• Problem:
Pick out the lines below with "Robert" and list them.

• Data excerpts:
· · · ·

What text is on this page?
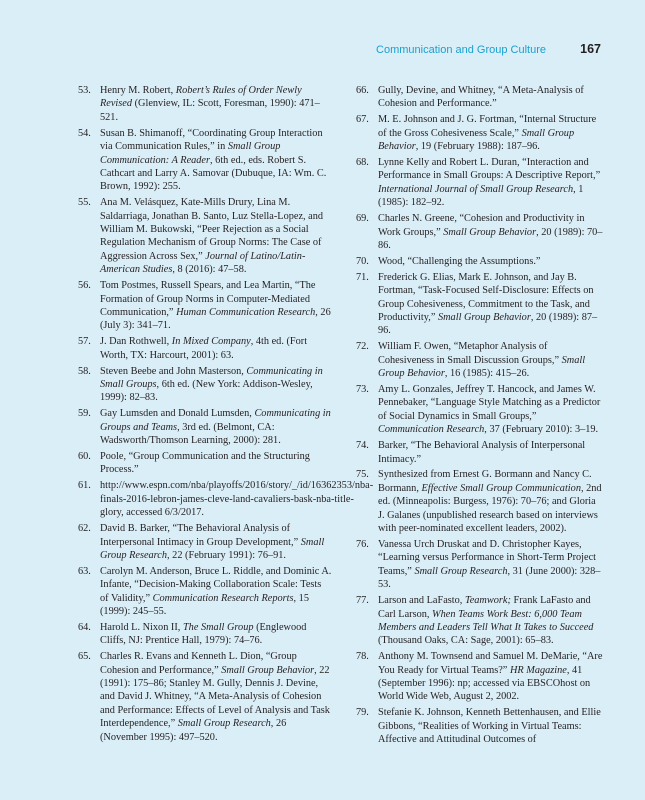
Communication and Group Culture	167
53. Henry M. Robert, Robert’s Rules of Order Newly Revised (Glenview, IL: Scott, Foresman, 1990): 471–521.
54. Susan B. Shimanoff, “Coordinating Group Interaction via Communication Rules,” in Small Group Communication: A Reader, 6th ed., eds. Robert S. Cathcart and Larry A. Samovar (Dubuque, IA: Wm. C. Brown, 1992): 255.
55. Ana M. Velásquez, Kate-Mills Drury, Lina M. Saldarriaga, Jonathan B. Santo, Luz Stella-Lopez, and William M. Bukowski, “Peer Rejection as a Social Regulation Mechanism of Group Norms: The Case of Aggression Across Sex,” Journal of Latino/Latin-American Studies, 8 (2016): 47–58.
56. Tom Postmes, Russell Spears, and Lea Martin, “The Formation of Group Norms in Computer-Mediated Communication,” Human Communication Research, 26 (July 3): 341–71.
57. J. Dan Rothwell, In Mixed Company, 4th ed. (Fort Worth, TX: Harcourt, 2001): 63.
58. Steven Beebe and John Masterson, Communicating in Small Groups, 6th ed. (New York: Addison-Wesley, 1999): 82–83.
59. Gay Lumsden and Donald Lumsden, Communicating in Groups and Teams, 3rd ed. (Belmont, CA: Wadsworth/Thomson Learning, 2000): 281.
60. Poole, “Group Communication and the Structuring Process.”
61. http://www.espn.com/nba/playoffs/2016/story/_/id/16362353/nba-finals-2016-lebron-james-cleve-land-cavaliers-bask-nba-title-glory, accessed 6/3/2017.
62. David B. Barker, “The Behavioral Analysis of Interpersonal Intimacy in Group Development,” Small Group Research, 22 (February 1991): 76–91.
63. Carolyn M. Anderson, Bruce L. Riddle, and Dominic A. Infante, “Decision-Making Collaboration Scale: Tests of Validity,” Communication Research Reports, 15 (1999): 245–55.
64. Harold L. Nixon II, The Small Group (Englewood Cliffs, NJ: Prentice Hall, 1979): 74–76.
65. Charles R. Evans and Kenneth L. Dion, “Group Cohesion and Performance,” Small Group Behavior, 22 (1991): 175–86; Stanley M. Gully, Dennis J. Devine, and David J. Whitney, “A Meta-Analysis of Cohesion and Performance: Effects of Level of Analysis and Task Interdependence,” Small Group Research, 26 (November 1995): 497–520.
66. Gully, Devine, and Whitney, “A Meta-Analysis of Cohesion and Performance.”
67. M. E. Johnson and J. G. Fortman, “Internal Structure of the Gross Cohesiveness Scale,” Small Group Behavior, 19 (February 1988): 187–96.
68. Lynne Kelly and Robert L. Duran, “Interaction and Performance in Small Groups: A Descriptive Report,” International Journal of Small Group Research, 1 (1985): 182–92.
69. Charles N. Greene, “Cohesion and Productivity in Work Groups,” Small Group Behavior, 20 (1989): 70–86.
70. Wood, “Challenging the Assumptions.”
71. Frederick G. Elias, Mark E. Johnson, and Jay B. Fortman, “Task-Focused Self-Disclosure: Effects on Group Cohesiveness, Commitment to the Task, and Productivity,” Small Group Behavior, 20 (1989): 87–96.
72. William F. Owen, “Metaphor Analysis of Cohesiveness in Small Discussion Groups,” Small Group Behavior, 16 (1985): 415–26.
73. Amy L. Gonzales, Jeffrey T. Hancock, and James W. Pennebaker, “Language Style Matching as a Predictor of Social Dynamics in Small Groups,” Communication Research, 37 (February 2010): 3–19.
74. Barker, “The Behavioral Analysis of Interpersonal Intimacy.”
75. Synthesized from Ernest G. Bormann and Nancy C. Bormann, Effective Small Group Communication, 2nd ed. (Minneapolis: Burgess, 1976): 70–76; and Gloria J. Galanes (unpublished research based on interviews with peer-nominated excellent leaders, 2002).
76. Vanessa Urch Druskat and D. Christopher Kayes, “Learning versus Performance in Short-Term Project Teams,” Small Group Research, 31 (June 2000): 328–53.
77. Larson and LaFasto, Teamwork; Frank LaFasto and Carl Larson, When Teams Work Best: 6,000 Team Members and Leaders Tell What It Takes to Succeed (Thousand Oaks, CA: Sage, 2001): 65–83.
78. Anthony M. Townsend and Samuel M. DeMarie, “Are You Ready for Virtual Teams?” HR Magazine, 41 (September 1996): np; accessed via EBSCOhost on World Wide Web, August 2, 2002.
79. Stefanie K. Johnson, Kenneth Bettenhausen, and Ellie Gibbons, “Realities of Working in Virtual Teams: Affective and Attitudinal Outcomes of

· · · ·

• The answer:
53. Henry M. Robert, Robert’s Rules of Order Newly Revised (Glenview, IL: Scott, Foresman, 1990): 471–521.
54. Susan B. Shimanoff, “Coordinating Group Interaction via Communication Rules,” in Small Group Communication: A Reader, 6th ed., eds. Robert S. Cathcart and Larry A. Samovar (Dubuque, IA: Wm. C. Brown, 1992): 255.
68. Lynne Kelly and Robert L. Duran, “Interaction and Performance in Small Groups: A Descriptive Report,” International Journal of Small Group Research, 1 (1985): 182–92.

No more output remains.